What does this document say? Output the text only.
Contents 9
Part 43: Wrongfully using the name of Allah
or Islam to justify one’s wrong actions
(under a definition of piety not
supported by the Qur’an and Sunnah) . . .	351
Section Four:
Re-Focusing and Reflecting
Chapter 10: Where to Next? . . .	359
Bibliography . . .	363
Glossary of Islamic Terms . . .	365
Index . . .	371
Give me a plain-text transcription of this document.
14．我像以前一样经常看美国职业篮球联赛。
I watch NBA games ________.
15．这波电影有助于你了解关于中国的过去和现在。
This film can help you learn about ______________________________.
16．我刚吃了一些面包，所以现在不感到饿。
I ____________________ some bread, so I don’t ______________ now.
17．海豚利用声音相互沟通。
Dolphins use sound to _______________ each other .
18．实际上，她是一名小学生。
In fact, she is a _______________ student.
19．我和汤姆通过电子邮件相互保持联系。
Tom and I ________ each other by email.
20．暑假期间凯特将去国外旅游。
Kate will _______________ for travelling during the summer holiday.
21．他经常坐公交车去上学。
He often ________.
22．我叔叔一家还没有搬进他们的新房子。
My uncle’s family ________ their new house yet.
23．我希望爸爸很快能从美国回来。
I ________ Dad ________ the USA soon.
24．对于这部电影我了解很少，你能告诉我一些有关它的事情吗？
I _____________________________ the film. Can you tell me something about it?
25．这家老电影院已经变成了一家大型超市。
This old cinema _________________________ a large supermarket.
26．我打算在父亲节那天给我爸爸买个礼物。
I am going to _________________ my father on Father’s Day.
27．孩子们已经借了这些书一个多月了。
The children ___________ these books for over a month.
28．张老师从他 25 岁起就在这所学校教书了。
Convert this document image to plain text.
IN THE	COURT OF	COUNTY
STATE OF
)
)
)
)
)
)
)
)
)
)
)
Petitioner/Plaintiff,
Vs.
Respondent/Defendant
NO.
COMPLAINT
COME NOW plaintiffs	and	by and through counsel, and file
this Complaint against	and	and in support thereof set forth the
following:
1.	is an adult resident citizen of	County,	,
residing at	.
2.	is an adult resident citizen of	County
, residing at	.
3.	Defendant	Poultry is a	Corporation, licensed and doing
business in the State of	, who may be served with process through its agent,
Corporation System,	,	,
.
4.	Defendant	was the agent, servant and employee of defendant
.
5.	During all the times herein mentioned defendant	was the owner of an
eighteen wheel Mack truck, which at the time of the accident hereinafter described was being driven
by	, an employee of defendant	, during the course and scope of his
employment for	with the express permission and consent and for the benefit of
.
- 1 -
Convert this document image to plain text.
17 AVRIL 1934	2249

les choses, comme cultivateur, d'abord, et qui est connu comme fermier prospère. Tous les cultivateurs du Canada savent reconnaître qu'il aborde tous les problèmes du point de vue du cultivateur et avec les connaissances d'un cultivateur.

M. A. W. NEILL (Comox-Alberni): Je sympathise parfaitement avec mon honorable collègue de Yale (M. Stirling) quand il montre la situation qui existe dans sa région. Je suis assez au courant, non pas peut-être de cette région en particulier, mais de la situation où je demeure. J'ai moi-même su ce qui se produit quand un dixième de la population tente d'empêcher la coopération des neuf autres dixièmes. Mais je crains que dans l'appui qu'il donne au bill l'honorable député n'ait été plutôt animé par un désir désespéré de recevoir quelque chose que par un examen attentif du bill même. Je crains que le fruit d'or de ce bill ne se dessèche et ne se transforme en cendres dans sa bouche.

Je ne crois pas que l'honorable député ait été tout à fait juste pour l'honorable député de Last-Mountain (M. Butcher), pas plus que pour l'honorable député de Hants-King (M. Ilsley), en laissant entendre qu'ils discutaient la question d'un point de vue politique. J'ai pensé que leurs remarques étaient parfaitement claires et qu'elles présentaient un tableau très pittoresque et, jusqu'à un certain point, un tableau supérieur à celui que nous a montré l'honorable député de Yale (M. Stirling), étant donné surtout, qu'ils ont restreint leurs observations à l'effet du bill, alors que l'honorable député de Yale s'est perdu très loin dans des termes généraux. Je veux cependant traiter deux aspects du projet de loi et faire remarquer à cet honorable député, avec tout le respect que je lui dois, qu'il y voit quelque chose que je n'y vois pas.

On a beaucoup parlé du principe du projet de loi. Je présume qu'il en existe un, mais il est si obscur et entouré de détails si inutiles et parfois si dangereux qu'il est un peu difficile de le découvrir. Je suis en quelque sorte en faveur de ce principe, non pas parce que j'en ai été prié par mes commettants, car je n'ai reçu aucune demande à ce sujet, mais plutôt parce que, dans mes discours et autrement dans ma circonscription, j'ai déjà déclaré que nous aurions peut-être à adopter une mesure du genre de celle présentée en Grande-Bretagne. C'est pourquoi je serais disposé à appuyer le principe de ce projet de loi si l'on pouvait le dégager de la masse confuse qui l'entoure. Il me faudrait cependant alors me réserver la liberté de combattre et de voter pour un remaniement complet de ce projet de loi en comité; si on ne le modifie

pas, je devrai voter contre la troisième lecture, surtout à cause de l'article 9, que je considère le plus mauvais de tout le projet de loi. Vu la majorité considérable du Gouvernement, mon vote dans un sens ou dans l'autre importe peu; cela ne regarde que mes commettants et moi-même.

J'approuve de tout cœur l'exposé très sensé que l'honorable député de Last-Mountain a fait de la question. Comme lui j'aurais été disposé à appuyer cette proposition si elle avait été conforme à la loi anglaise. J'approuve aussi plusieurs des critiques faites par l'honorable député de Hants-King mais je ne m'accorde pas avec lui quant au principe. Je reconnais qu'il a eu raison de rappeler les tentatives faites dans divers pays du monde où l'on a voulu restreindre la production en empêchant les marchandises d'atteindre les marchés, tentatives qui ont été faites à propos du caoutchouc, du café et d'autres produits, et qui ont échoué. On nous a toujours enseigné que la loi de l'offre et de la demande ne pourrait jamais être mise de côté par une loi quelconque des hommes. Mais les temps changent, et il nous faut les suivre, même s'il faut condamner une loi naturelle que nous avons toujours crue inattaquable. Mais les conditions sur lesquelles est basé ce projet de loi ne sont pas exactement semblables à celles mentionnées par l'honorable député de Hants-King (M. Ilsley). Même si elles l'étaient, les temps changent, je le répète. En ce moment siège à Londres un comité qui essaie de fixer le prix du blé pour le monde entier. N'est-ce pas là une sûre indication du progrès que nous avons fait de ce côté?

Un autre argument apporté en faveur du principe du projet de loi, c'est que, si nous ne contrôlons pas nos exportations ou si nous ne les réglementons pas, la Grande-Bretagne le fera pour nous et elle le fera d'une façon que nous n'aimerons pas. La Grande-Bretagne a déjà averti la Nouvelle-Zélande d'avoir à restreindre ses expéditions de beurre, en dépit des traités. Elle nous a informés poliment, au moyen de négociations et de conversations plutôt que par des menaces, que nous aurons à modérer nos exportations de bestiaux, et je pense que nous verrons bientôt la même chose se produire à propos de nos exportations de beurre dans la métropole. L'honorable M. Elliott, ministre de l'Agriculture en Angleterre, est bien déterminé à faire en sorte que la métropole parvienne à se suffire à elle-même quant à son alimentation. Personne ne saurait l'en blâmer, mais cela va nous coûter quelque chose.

# REQUIRED WORK
Where a line holds the string "cela", copy that line.

# OUTPUT BELOW
pas, je devrai voter contre la troisième lecture, surtout à cause de l'article 9, que je considère le plus mauvais de tout le projet de loi. Vu la majorité considérable du Gouvernement, mon vote dans un sens ou dans l'autre importe peu; cela ne regarde que mes commettants et moi-même.
Un autre argument apporté en faveur du principe du projet de loi, c'est que, si nous ne contrôlons pas nos exportations ou si nous ne les réglementons pas, la Grande-Bretagne le fera pour nous et elle le fera d'une façon que nous n'aimerons pas. La Grande-Bretagne a déjà averti la Nouvelle-Zélande d'avoir à restreindre ses expéditions de beurre, en dépit des traités. Elle nous a informés poliment, au moyen de négociations et de conversations plutôt que par des menaces, que nous aurons à modérer nos exportations de bestiaux, et je pense que nous verrons bientôt la même chose se produire à propos de nos exportations de beurre dans la métropole. L'honorable M. Elliott, ministre de l'Agriculture en Angleterre, est bien déterminé à faire en sorte que la métropole parvienne à se suffire à elle-même quant à son alimentation. Personne ne saurait l'en blâmer, mais cela va nous coûter quelque chose.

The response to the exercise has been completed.